Begin Recorded information

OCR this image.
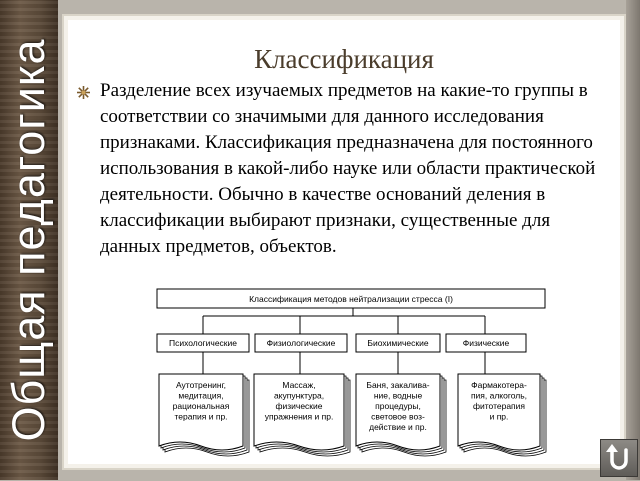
Общая педагогика	Классификация
Разделение всех изучаемых предметов на какие-то группы в соответствии со значимыми для данного исследования признаками. Классификация предназначена для постоянного использования в какой-либо науке или области практической деятельности. Обычно в качестве оснований деления в классификации выбирают признаки, существенные для данных предметов, объектов.
Классификация методов нейтрализации стресса (I)
Психологические	Физиологические	Биохимические	Физические
Аутотренинг,
медитация,
рациональная
терапия и пр.
Массаж,
акупунктура,
физические
упражнения и пр.
Баня, закалива-
ние, водные
процедуры,
световое воз-
действие и пр.
Фармакотера-
пия, алкоголь,
фитотерапия
и пр.
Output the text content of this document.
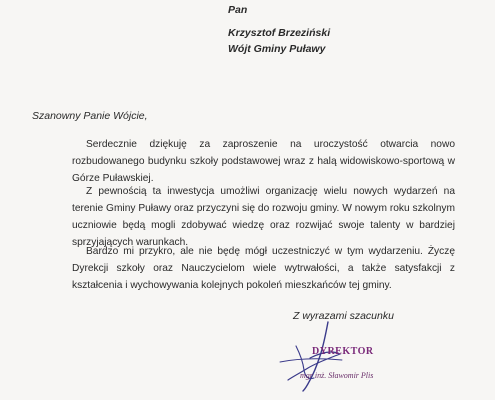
Pan
Krzysztof Brzeziński
Wójt Gminy Puławy
Szanowny Panie Wójcie,
Serdecznie dziękuję za zaproszenie na uroczystość otwarcia nowo rozbudowanego budynku szkoły podstawowej wraz z halą widowiskowo-sportową w Górze Puławskiej.
Z pewnością ta inwestycja umożliwi organizację wielu nowych wydarzeń na terenie Gminy Puławy oraz przyczyni się do rozwoju gminy. W nowym roku szkolnym uczniowie będą mogli zdobywać wiedzę oraz rozwijać swoje talenty w bardziej sprzyjających warunkach.
Bardzo mi przykro, ale nie będę mógł uczestniczyć w tym wydarzeniu. Życzę Dyrekcji szkoły oraz Nauczycielom wiele wytrwałości, a także satysfakcji z kształcenia i wychowywania kolejnych pokoleń mieszkańców tej gminy.
Z wyrazami szacunku
DYREKTOR
mgr inż. Sławomir Plis
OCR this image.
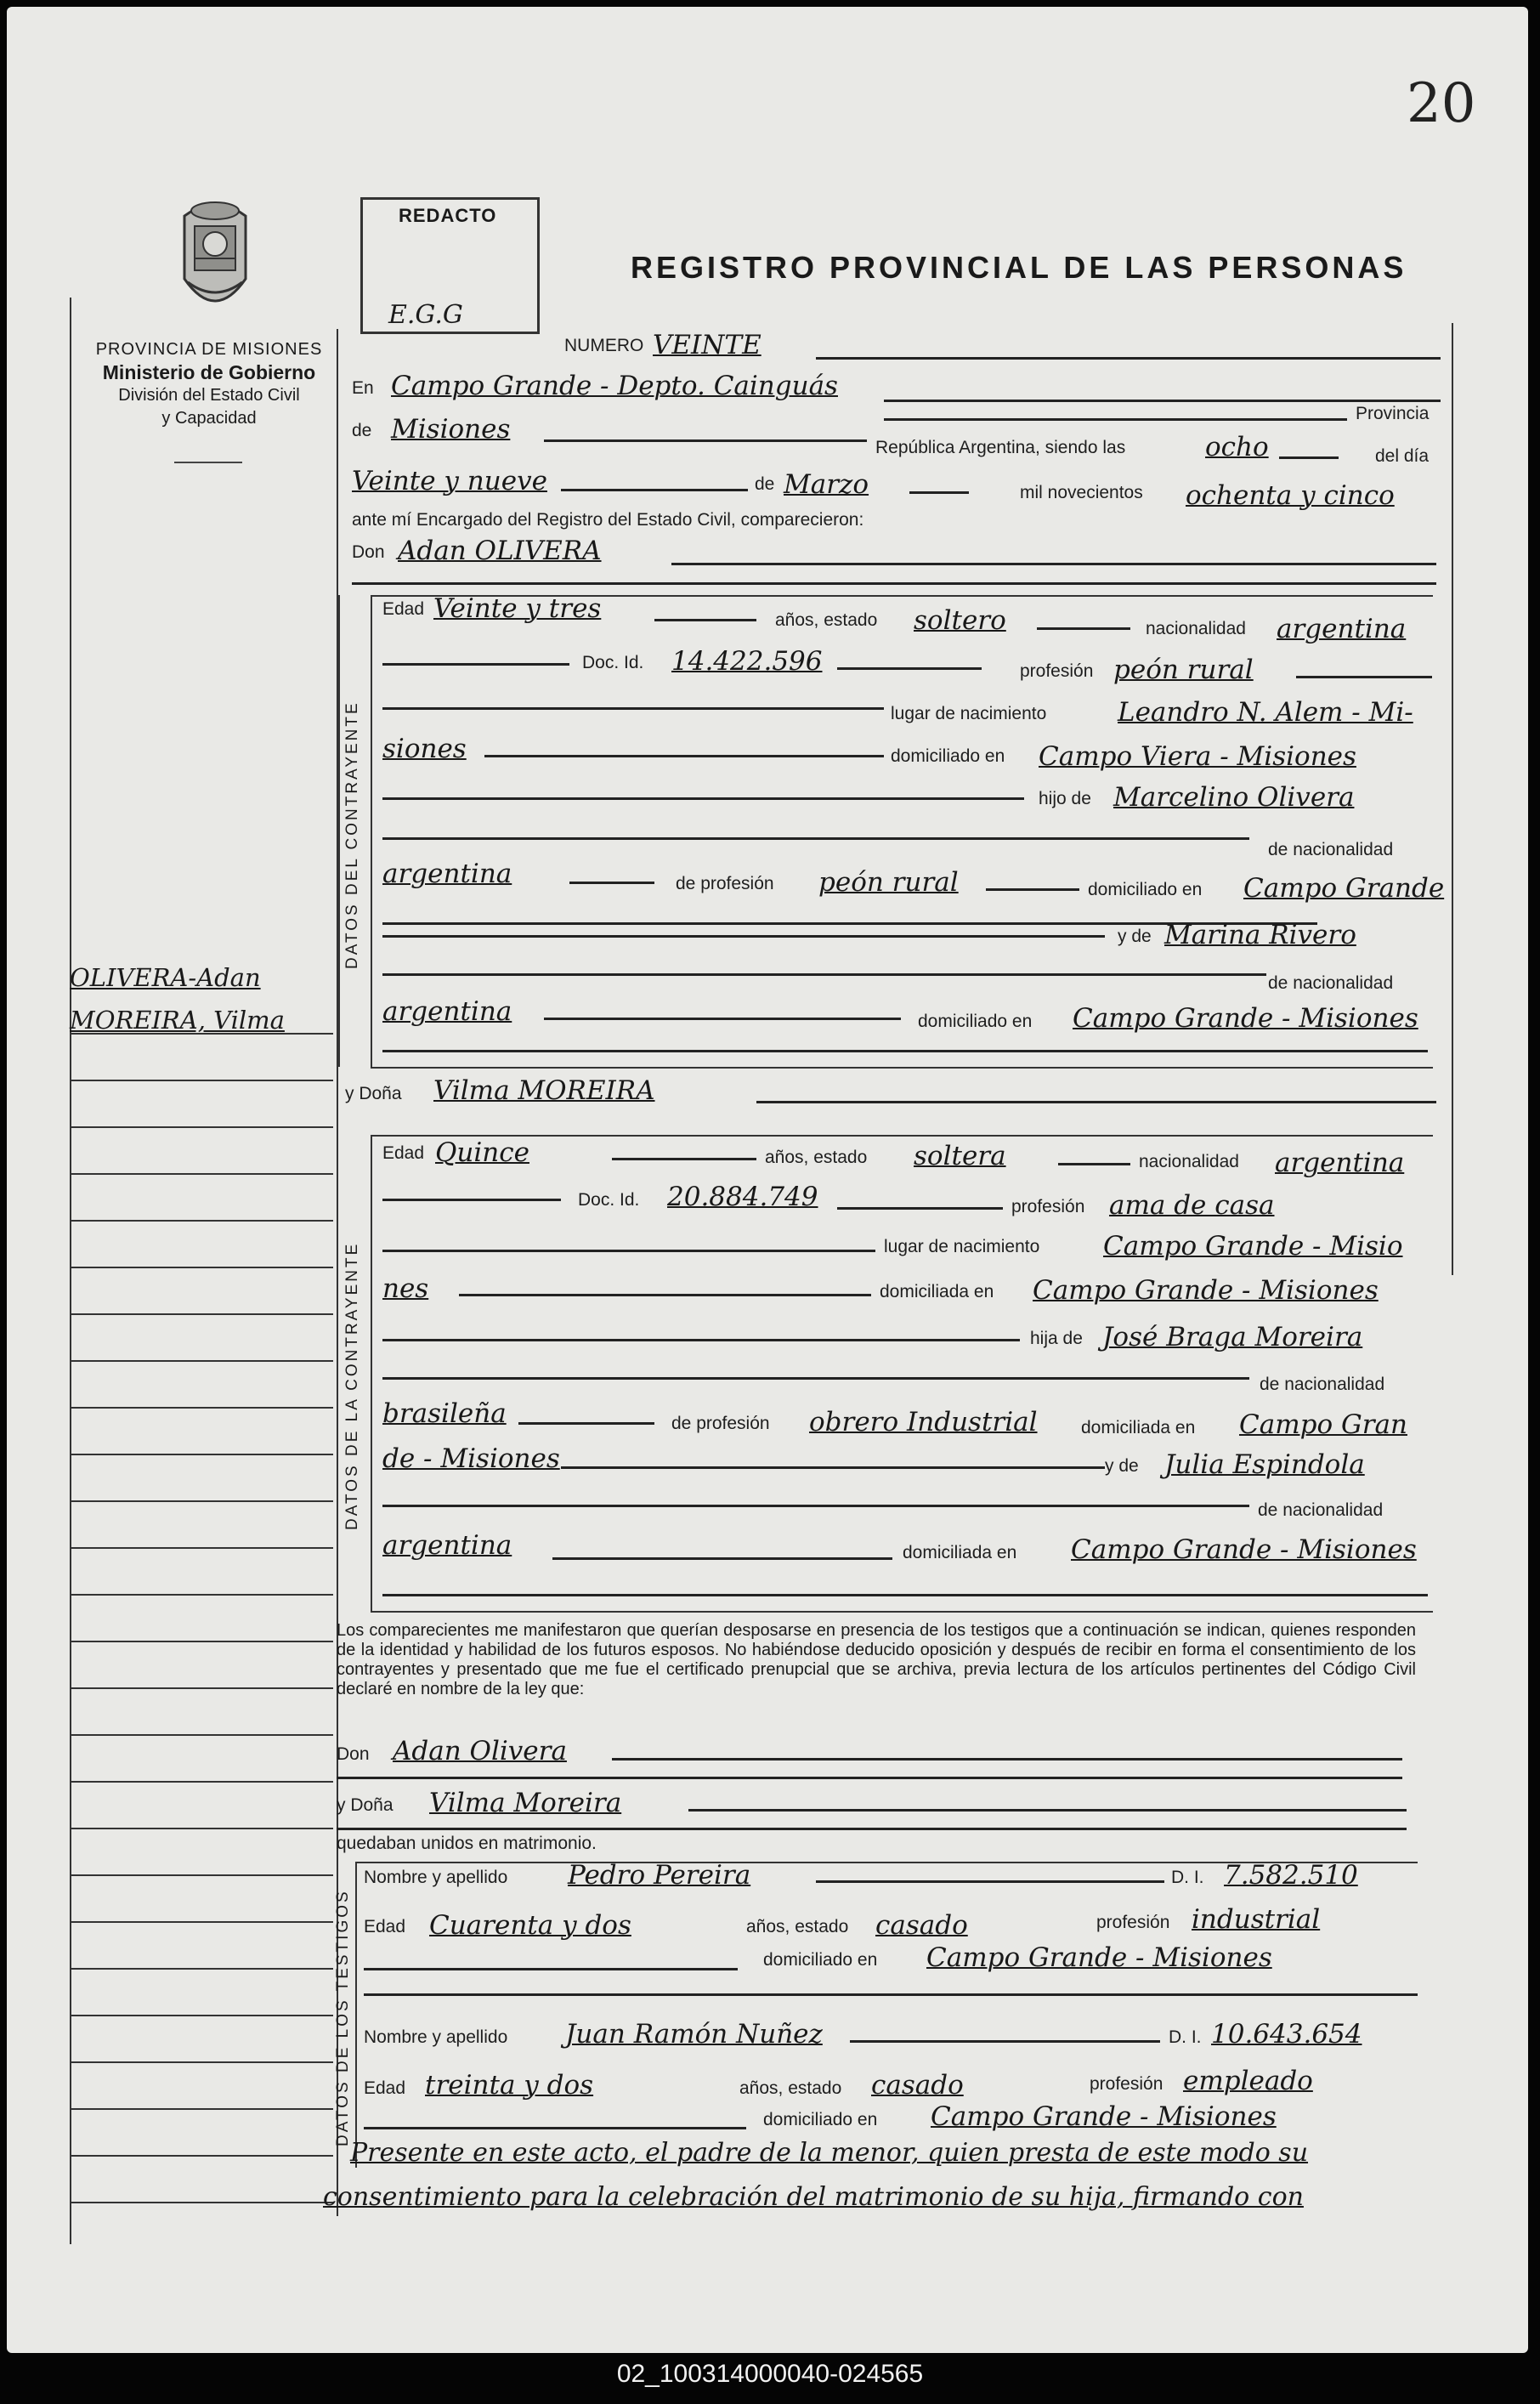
20
REDACTO
E.G.G
REGISTRO PROVINCIAL DE LAS PERSONAS
PROVINCIA DE MISIONES
Ministerio de Gobierno
División del Estado Civil
y Capacidad
OLIVERA-Adan
MOREIRA, Vilma
NUMERO VEINTE
En Campo Grande - Depto. Cainguás
de Misiones
República Argentina, siendo las	ocho	del día
Provincia
Veinte y nueve	de Marzo	mil novecientos ochenta y cinco
ante mí Encargado del Registro del Estado Civil, comparecieron:
Don Adan OLIVERA
DATOS DEL CONTRAYENTE
Edad Veinte y tres	años, estado soltero	nacionalidad argentina
Doc. Id. 14.422.596	profesión peón rural
lugar de nacimiento	Leandro N. Alem - Mi-
siones	domiciliado en Campo Viera - Misiones
hijo de Marcelino Olivera
de nacionalidad
argentina	de profesión peón rural	domiciliado en Campo Grande
y de Marina Rivero
de nacionalidad
argentina	domiciliado en Campo Grande - Misiones
y Doña Vilma MOREIRA
DATOS DE LA CONTRAYENTE
Edad Quince	años, estado soltera	nacionalidad argentina
Doc. Id. 20.884.749	profesión ama de casa
lugar de nacimiento Campo Grande - Misio
nes	domiciliada en Campo Grande - Misiones
hija de José Braga Moreira
de nacionalidad
brasileña	de profesión obrero Industrial domiciliada en Campo Gran
de - Misiones	y de Julia Espindola
de nacionalidad
argentina	domiciliada en Campo Grande - Misiones
Los comparecientes me manifestaron que querían desposarse en presencia de los testigos que a continuación se indican, quienes responden de la identidad y habilidad de los futuros esposos. No habiéndose deducido oposición y después de recibir en forma el consentimiento de los contrayentes y presentado que me fue el certificado prenupcial que se archiva, previa lectura de los artículos pertinentes del Código Civil declaré en nombre de la ley que:
Don Adan Olivera
y Doña Vilma Moreira
quedaban unidos en matrimonio.
DATOS DE LOS TESTIGOS
Nombre y apellido Pedro Pereira	D. I. 7.582.510
Edad Cuarenta y dos	años, estado casado	profesión industrial
domiciliado en Campo Grande - Misiones
Nombre y apellido Juan Ramón Nuñez	D. I. 10.643.654
Edad treinta y dos	años, estado casado	profesión empleado
domiciliado en Campo Grande - Misiones
Presente en este acto, el padre de la menor, quien presta de este modo su
consentimiento para la celebración del matrimonio de su hija, firmando con
02_100314000040-024565
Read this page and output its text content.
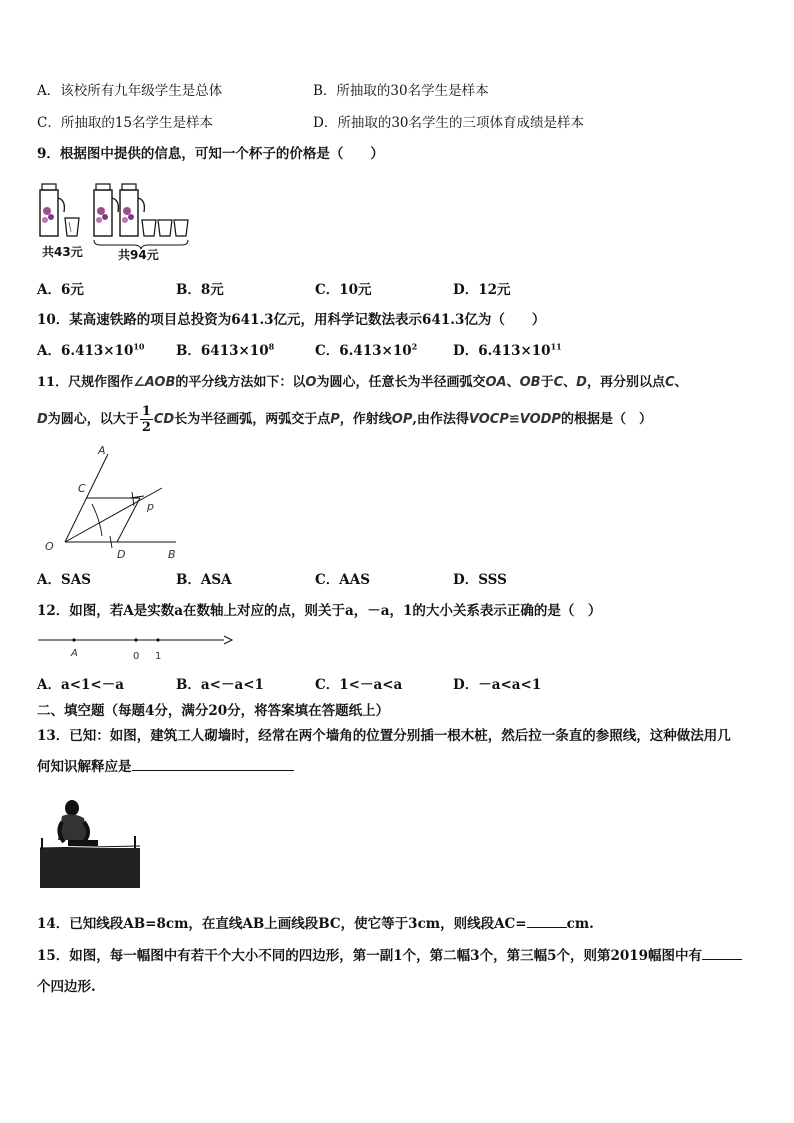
A．该校所有九年级学生是总体	B．所抽取的30名学生是样本
C．所抽取的15名学生是样本	D．所抽取的30名学生的三项体育成绩是样本
9．根据图中提供的信息，可知一个杯子的价格是（　　）
共43元	共94元
A．6元	B．8元	C．10元	D．12元
10．某高速铁路的项目总投资为641.3亿元，用科学记数法表示641.3亿为（　　）
A．$6.413\times 10^{10}$ B．$6413\times 10^8$	C．$6.413\times 10^2$	D．$6.413\times 10^{11}$
11．尺规作图作∠AOB的平分线方法如下：以O为圆心，任意长为半径画弧交OA、OB于C、D，再分别以点C、
D为圆心，以大于 $\frac{1}{2}$ CD长为半径画弧，两弧交于点P，作射线OP,由作法得VOCP≌VODP的根据是（　）
A
C
p
O
D	B
A．SAS	B．ASA	C．AAS	D．SSS
12．如图，若A是实数a在数轴上对应的点，则关于a，－a，1的大小关系表示正确的是（　）
A	0 1
A．a<1<－a	B．a<－a<1	C．1<－a<a	D．－a<a<1
二、填空题（每题4分，满分20分，将答案填在答题纸上）
13．已知：如图，建筑工人砌墙时，经常在两个墙角的位置分别插一根木桩，然后拉一条直的参照线，这种做法用几
何知识解释应是
14．已知线段AB=8cm，在直线AB上画线段BC，使它等于3cm，则线段AC=	cm.
15．如图，每一幅图中有若干个大小不同的四边形，第一副1个，第二幅3个，第三幅5个，则第2019幅图中有
个四边形.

End Recorded information

Search the entries for the word "oraz" and gather every line where it appears.

Z pewnością ta inwestycja umożliwi organizację wielu nowych wydarzeń na terenie Gminy Puławy oraz przyczyni się do rozwoju gminy. W nowym roku szkolnym uczniowie będą mogli zdobywać wiedzę oraz rozwijać swoje talenty w bardziej sprzyjających warunkach.
Bardzo mi przykro, ale nie będę mógł uczestniczyć w tym wydarzeniu. Życzę Dyrekcji szkoły oraz Nauczycielom wiele wytrwałości, a także satysfakcji z kształcenia i wychowywania kolejnych pokoleń mieszkańców tej gminy.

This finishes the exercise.